++++ DOCUMENT TEXT
Thursday, June 22, 2017

Philosophical Categories

A system of categories is a complete list of highest kinds or genera. Traditionally, following Aristotle, these have been thought of as highest genera of entities (in the widest sense of the term), so that a system of categories undertaken in this realist spirit would ideally provide an inventory of everything there is, thus answering the most basic of metaphysical questions: “What is there?” Skepticism about the possibilities for discerning the different categories of ‘reality itself’ has led others to approach category systems not with the aim of cataloging the highest kinds in the world itself, but rather with the aim of elucidating the categories of our conceptual system. Thus Kant makes the shift to a conceptualist approach by drawing out the categories that are a priori necessary for any possible cognition of objects. Since such categories are guaranteed to apply to any possible object of cognition, they retain a certain sort of ontological import, although this application is limited to phenomena, not the thing in itself.

 After Kant, it has been common to approach the project of categories in a neutral spirit that Brian Carr (1987, 7) calls “categorial descriptivism”, as describing the categorial structure that the world would have according to our thought, experience, or language, while refraining from making commitments about whether or not these categories are occupied. Edmund Husserl approaches categories in something like this way, since he begins by laying out categories of meanings, which may then be used to draw out ontological categories (categories of possible objects meant) as the correlates of the meaning categories, without concern for any empirical matter about whether or not there really are objects of the various ontological categories discerned.
++++++++
++++ STORED DATA
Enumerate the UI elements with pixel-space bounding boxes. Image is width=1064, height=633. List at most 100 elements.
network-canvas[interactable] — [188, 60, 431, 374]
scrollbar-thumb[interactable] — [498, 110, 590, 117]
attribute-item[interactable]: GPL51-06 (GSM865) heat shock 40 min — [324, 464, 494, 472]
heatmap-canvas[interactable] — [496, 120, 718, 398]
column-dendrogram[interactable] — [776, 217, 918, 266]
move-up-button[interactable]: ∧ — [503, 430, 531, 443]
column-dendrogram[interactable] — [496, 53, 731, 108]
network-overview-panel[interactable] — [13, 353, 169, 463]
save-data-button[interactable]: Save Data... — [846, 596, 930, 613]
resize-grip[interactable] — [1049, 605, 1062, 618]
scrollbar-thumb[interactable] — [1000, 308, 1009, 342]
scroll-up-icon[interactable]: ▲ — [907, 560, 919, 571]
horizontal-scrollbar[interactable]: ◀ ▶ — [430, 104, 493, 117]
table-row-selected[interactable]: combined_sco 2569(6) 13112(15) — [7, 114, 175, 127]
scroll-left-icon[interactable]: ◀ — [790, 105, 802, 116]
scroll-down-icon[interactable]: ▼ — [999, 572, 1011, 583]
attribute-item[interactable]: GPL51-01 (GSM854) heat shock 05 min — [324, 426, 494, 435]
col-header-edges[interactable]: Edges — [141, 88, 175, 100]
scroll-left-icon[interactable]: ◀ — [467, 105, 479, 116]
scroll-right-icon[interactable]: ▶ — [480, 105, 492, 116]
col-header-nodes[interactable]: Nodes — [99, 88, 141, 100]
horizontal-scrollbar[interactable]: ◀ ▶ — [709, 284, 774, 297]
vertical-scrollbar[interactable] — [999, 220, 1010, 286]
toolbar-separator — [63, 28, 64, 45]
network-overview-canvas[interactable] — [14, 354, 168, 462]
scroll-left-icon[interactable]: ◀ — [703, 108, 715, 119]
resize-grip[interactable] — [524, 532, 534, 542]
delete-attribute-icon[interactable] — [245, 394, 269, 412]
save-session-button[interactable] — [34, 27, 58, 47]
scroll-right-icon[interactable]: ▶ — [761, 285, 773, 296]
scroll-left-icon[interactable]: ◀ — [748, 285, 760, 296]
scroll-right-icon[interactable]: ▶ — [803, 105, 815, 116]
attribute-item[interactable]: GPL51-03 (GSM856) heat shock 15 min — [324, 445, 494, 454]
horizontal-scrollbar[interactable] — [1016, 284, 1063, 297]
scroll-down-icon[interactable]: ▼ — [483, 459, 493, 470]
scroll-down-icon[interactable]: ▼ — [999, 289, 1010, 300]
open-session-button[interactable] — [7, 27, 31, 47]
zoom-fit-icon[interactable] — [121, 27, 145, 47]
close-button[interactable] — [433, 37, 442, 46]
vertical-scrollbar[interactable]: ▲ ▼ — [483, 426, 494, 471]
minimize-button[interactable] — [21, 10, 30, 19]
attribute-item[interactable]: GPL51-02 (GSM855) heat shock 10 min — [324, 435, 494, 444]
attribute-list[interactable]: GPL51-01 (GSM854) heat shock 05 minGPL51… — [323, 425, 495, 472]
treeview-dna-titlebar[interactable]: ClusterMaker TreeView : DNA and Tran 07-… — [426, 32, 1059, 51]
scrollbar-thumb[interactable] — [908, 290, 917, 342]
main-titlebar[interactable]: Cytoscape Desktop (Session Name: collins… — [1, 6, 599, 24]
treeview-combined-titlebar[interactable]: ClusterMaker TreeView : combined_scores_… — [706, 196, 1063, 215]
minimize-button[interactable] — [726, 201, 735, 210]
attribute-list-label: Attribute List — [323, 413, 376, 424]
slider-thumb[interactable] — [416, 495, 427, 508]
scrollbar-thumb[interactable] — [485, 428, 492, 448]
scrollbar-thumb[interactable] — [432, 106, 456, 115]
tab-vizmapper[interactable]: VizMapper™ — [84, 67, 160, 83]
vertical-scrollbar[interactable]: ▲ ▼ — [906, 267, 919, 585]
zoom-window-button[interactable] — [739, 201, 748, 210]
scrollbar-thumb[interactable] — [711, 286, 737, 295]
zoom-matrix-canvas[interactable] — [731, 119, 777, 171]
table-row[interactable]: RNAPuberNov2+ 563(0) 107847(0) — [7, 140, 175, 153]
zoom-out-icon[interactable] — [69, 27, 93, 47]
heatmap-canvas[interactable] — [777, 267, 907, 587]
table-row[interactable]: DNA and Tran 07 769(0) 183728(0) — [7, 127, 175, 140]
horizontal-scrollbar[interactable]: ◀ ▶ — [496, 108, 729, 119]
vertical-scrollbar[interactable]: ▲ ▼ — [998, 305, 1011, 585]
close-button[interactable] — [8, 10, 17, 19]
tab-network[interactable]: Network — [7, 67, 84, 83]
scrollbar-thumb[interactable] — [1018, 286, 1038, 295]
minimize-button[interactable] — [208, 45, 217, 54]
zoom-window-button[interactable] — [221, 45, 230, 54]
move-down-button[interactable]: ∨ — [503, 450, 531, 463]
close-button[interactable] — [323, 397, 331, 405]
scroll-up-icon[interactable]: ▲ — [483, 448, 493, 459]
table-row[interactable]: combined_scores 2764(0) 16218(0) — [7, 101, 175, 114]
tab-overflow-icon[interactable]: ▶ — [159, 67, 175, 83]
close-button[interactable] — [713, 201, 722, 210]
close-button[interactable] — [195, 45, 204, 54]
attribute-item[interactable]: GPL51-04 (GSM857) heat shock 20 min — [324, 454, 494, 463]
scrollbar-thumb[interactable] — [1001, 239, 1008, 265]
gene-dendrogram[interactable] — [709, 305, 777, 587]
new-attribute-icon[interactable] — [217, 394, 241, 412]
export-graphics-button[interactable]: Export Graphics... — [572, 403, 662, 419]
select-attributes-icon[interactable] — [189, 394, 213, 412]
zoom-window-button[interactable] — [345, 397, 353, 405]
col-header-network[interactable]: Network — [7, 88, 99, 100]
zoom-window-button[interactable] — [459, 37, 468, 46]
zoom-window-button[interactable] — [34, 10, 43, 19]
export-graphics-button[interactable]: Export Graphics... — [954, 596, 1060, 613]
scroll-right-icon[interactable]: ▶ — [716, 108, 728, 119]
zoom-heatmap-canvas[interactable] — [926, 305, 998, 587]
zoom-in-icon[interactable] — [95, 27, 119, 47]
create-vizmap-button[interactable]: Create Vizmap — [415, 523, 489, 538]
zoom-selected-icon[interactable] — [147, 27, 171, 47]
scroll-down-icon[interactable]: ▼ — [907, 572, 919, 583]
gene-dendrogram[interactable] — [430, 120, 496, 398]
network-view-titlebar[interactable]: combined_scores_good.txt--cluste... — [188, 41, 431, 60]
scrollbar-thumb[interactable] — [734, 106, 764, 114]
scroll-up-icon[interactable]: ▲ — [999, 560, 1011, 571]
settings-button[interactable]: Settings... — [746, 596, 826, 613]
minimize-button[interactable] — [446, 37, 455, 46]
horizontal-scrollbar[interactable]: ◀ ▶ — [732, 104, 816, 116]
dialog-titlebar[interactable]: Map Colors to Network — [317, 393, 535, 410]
++++++++
REQUIRED TASKS:
#1 In the passage on philosophical categories, what name does Brian Carr give to the neutral approach to categories common after Kant?
#2 Write the next part of the passage on philosophical categories, picking up after its last sentence.
The material after this passage on philosophical categories comes from a separate source.

EXPECTED OUTPUTS:
#1 Categorial descriptivism.

#2
A system of ontological categories drawn out in any of these modes has the potential for a great many uses in philosophy, but those who would offer such systems of categories also face a variety of difficulties. They must address the issue of what the proper methods are by means of which categories are to be distinguished, how many categories there are and what they are, whether or not there is a single summum genus subsuming all other categories, and whether we should distinguish a single system of categories or multiple dimensions of categories—issues on which there has been little agreement.

Over the past hundred years, skepticism about the possibility of offering a uniquely true and complete system of ontological categories has led discussion of categories to shift from attempts to offer complete systems of categories to attempts merely to draw particular distinctions, especially among our conceptual or linguistic categories. Work on category differences, unlike that on category systems, does not generally purport to answer deep metaphysical questions about what things or kinds of things exist; instead, category differences are articulated as a way of diagnosing and avoiding various philosophical problems and confusions. Nonetheless, even those who merely argue for category differences owe an account of the conditions under which two concepts, terms, or objects belong to different categories.